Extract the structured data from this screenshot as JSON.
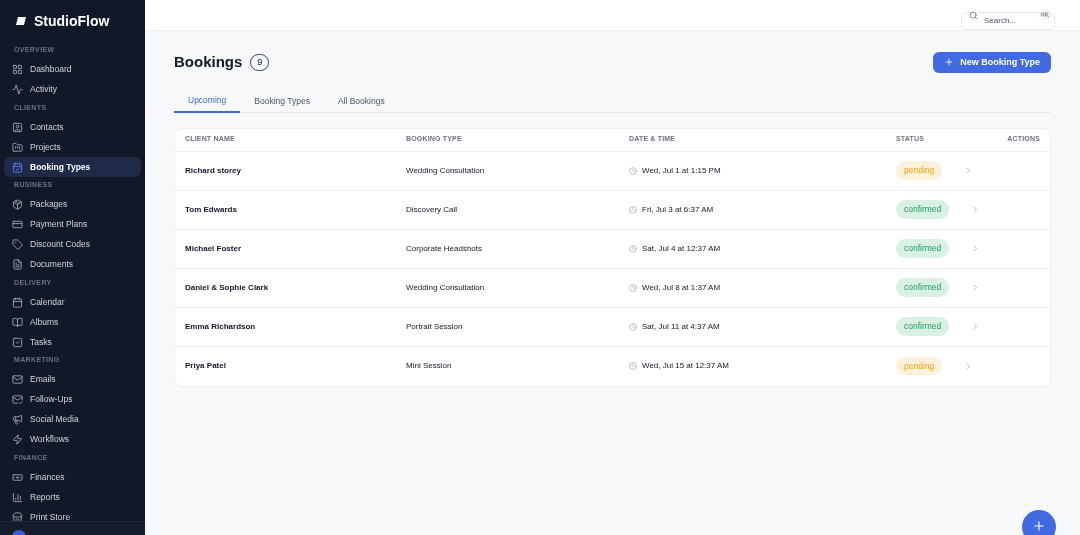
{
  "brand": "StudioFlow",
  "sidebar": {
    "sections": [
      {
        "heading": "OVERVIEW",
        "items": [
          {
            "label": "Dashboard",
            "kind": "grid",
            "selected": false
          },
          {
            "label": "Activity",
            "kind": "activity",
            "selected": false
          }
        ]
      },
      {
        "heading": "CLIENTS",
        "items": [
          {
            "label": "Contacts",
            "kind": "contact",
            "selected": false
          },
          {
            "label": "Projects",
            "kind": "folder",
            "selected": false
          },
          {
            "label": "Booking Types",
            "kind": "calcheck",
            "selected": true
          }
        ]
      },
      {
        "heading": "BUSINESS",
        "items": [
          {
            "label": "Packages",
            "kind": "package",
            "selected": false
          },
          {
            "label": "Payment Plans",
            "kind": "card",
            "selected": false
          },
          {
            "label": "Discount Codes",
            "kind": "tag",
            "selected": false
          },
          {
            "label": "Documents",
            "kind": "file",
            "selected": false
          }
        ]
      },
      {
        "heading": "DELIVERY",
        "items": [
          {
            "label": "Calendar",
            "kind": "calendar",
            "selected": false
          },
          {
            "label": "Albums",
            "kind": "book",
            "selected": false
          },
          {
            "label": "Tasks",
            "kind": "task",
            "selected": false
          }
        ]
      },
      {
        "heading": "MARKETING",
        "items": [
          {
            "label": "Emails",
            "kind": "mail",
            "selected": false
          },
          {
            "label": "Follow-Ups",
            "kind": "mailcheck",
            "selected": false
          },
          {
            "label": "Social Media",
            "kind": "megaphone",
            "selected": false
          },
          {
            "label": "Workflows",
            "kind": "zap",
            "selected": false
          }
        ]
      },
      {
        "heading": "FINANCE",
        "items": [
          {
            "label": "Finances",
            "kind": "money",
            "selected": false
          },
          {
            "label": "Reports",
            "kind": "chart",
            "selected": false
          },
          {
            "label": "Print Store",
            "kind": "store",
            "selected": false
          }
        ]
      }
    ]
  },
  "search": {
    "placeholder": "Search...",
    "shortcut": "⌘K"
  },
  "page": {
    "title": "Bookings",
    "count": "9",
    "new_button": "New Booking Type"
  },
  "tabs": [
    {
      "label": "Upcoming",
      "selected": true
    },
    {
      "label": "Booking Types",
      "selected": false
    },
    {
      "label": "All Bookings",
      "selected": false
    }
  ],
  "table": {
    "columns": [
      "CLIENT NAME",
      "BOOKING TYPE",
      "DATE & TIME",
      "STATUS",
      "ACTIONS"
    ],
    "rows": [
      {
        "client": "Richard storey",
        "type": "Wedding Consultation",
        "datetime": "Wed, Jul 1 at 1:15 PM",
        "status": "pending",
        "kind": "pending"
      },
      {
        "client": "Tom Edwards",
        "type": "Discovery Call",
        "datetime": "Fri, Jul 3 at 6:37 AM",
        "status": "confirmed",
        "kind": "confirmed"
      },
      {
        "client": "Michael Foster",
        "type": "Corporate Headshots",
        "datetime": "Sat, Jul 4 at 12:37 AM",
        "status": "confirmed",
        "kind": "confirmed"
      },
      {
        "client": "Daniel & Sophie Clark",
        "type": "Wedding Consultation",
        "datetime": "Wed, Jul 8 at 1:37 AM",
        "status": "confirmed",
        "kind": "confirmed"
      },
      {
        "client": "Emma Richardson",
        "type": "Portrait Session",
        "datetime": "Sat, Jul 11 at 4:37 AM",
        "status": "confirmed",
        "kind": "confirmed"
      },
      {
        "client": "Priya Patel",
        "type": "Mini Session",
        "datetime": "Wed, Jul 15 at 12:37 AM",
        "status": "pending",
        "kind": "pending"
      }
    ]
  }
}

(TASK GOAL) From the listing above, copy every line that holds the string "datetime".

(SOLUTION FOR THIS EXERCISE)
        "datetime": "Wed, Jul 1 at 1:15 PM",
        "datetime": "Fri, Jul 3 at 6:37 AM",
        "datetime": "Sat, Jul 4 at 12:37 AM",
        "datetime": "Wed, Jul 8 at 1:37 AM",
        "datetime": "Sat, Jul 11 at 4:37 AM",
        "datetime": "Wed, Jul 15 at 12:37 AM",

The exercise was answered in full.